**EXERCISE GOAL**
Repeat every record exactly, but keep images out of the copy.

**DATA SUPPLIED**
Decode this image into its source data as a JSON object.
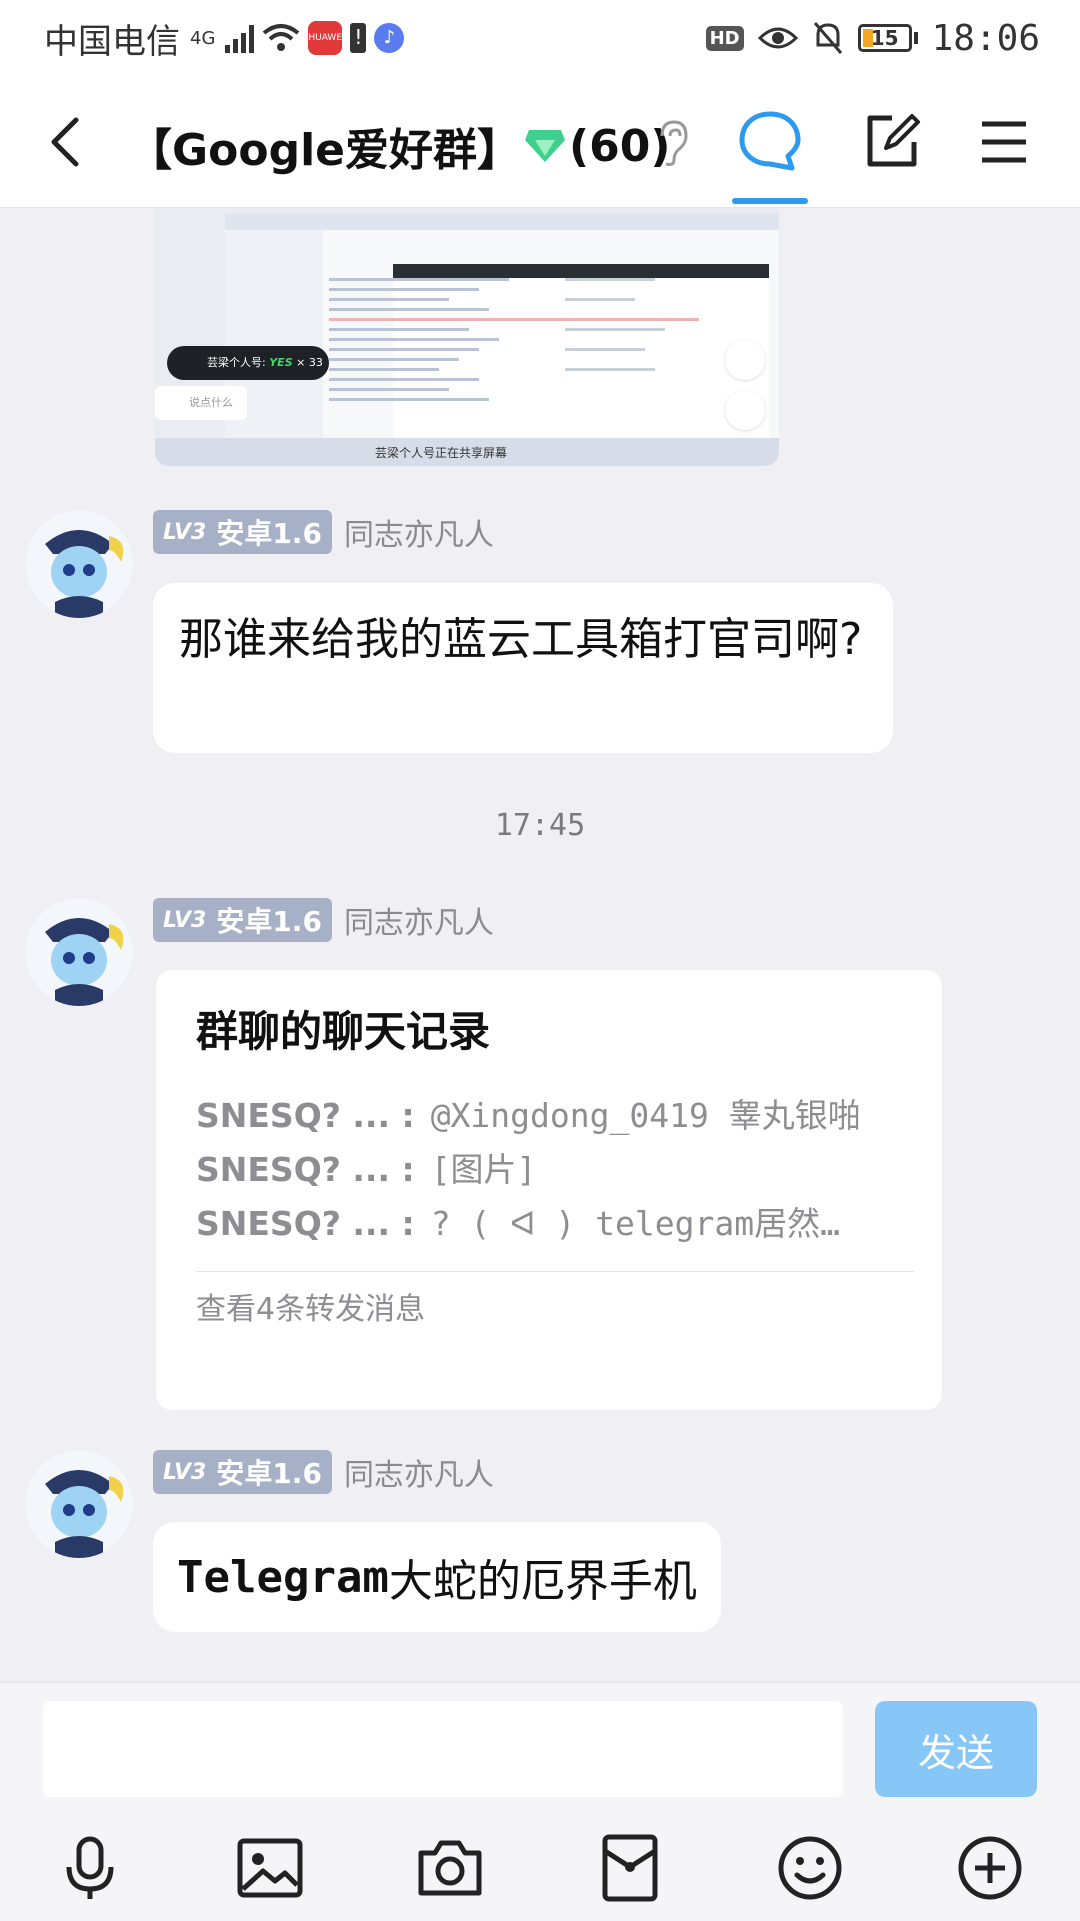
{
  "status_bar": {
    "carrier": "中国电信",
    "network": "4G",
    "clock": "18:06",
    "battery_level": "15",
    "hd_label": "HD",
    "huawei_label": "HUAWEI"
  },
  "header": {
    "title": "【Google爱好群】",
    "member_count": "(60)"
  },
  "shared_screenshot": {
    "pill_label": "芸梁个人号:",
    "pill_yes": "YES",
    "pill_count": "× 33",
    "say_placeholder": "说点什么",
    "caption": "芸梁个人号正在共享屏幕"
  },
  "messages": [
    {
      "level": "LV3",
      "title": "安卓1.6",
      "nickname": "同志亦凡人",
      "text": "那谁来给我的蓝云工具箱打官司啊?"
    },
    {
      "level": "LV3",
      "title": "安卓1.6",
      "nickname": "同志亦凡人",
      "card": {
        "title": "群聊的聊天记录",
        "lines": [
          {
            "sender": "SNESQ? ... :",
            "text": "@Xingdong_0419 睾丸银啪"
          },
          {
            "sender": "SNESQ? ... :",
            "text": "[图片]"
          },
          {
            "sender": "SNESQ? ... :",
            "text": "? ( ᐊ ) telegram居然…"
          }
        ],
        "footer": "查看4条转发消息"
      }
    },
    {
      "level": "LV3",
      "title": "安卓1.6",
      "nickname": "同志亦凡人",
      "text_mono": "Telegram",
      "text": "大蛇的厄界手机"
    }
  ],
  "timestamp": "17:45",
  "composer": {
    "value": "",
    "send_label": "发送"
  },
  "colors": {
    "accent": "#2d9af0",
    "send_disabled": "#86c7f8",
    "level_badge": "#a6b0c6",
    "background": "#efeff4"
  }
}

**EXPECTED ANSWER**
Decode this image into its source data as a JSON object.
{
  "status_bar": {
    "carrier": "中国电信",
    "network": "4G",
    "clock": "18:06",
    "battery_level": "15",
    "hd_label": "HD",
    "huawei_label": "HUAWEI"
  },
  "header": {
    "title": "【Google爱好群】",
    "member_count": "(60)"
  },
  "shared_screenshot": {
    "pill_label": "芸梁个人号:",
    "pill_yes": "YES",
    "pill_count": "× 33",
    "say_placeholder": "说点什么",
    "caption": "芸梁个人号正在共享屏幕"
  },
  "messages": [
    {
      "level": "LV3",
      "title": "安卓1.6",
      "nickname": "同志亦凡人",
      "text": "那谁来给我的蓝云工具箱打官司啊?"
    },
    {
      "level": "LV3",
      "title": "安卓1.6",
      "nickname": "同志亦凡人",
      "card": {
        "title": "群聊的聊天记录",
        "lines": [
          {
            "sender": "SNESQ? ... :",
            "text": "@Xingdong_0419 睾丸银啪"
          },
          {
            "sender": "SNESQ? ... :",
            "text": "[图片]"
          },
          {
            "sender": "SNESQ? ... :",
            "text": "? ( ᐊ ) telegram居然…"
          }
        ],
        "footer": "查看4条转发消息"
      }
    },
    {
      "level": "LV3",
      "title": "安卓1.6",
      "nickname": "同志亦凡人",
      "text_mono": "Telegram",
      "text": "大蛇的厄界手机"
    }
  ],
  "timestamp": "17:45",
  "composer": {
    "value": "",
    "send_label": "发送"
  },
  "colors": {
    "accent": "#2d9af0",
    "send_disabled": "#86c7f8",
    "level_badge": "#a6b0c6",
    "background": "#efeff4"
  }
}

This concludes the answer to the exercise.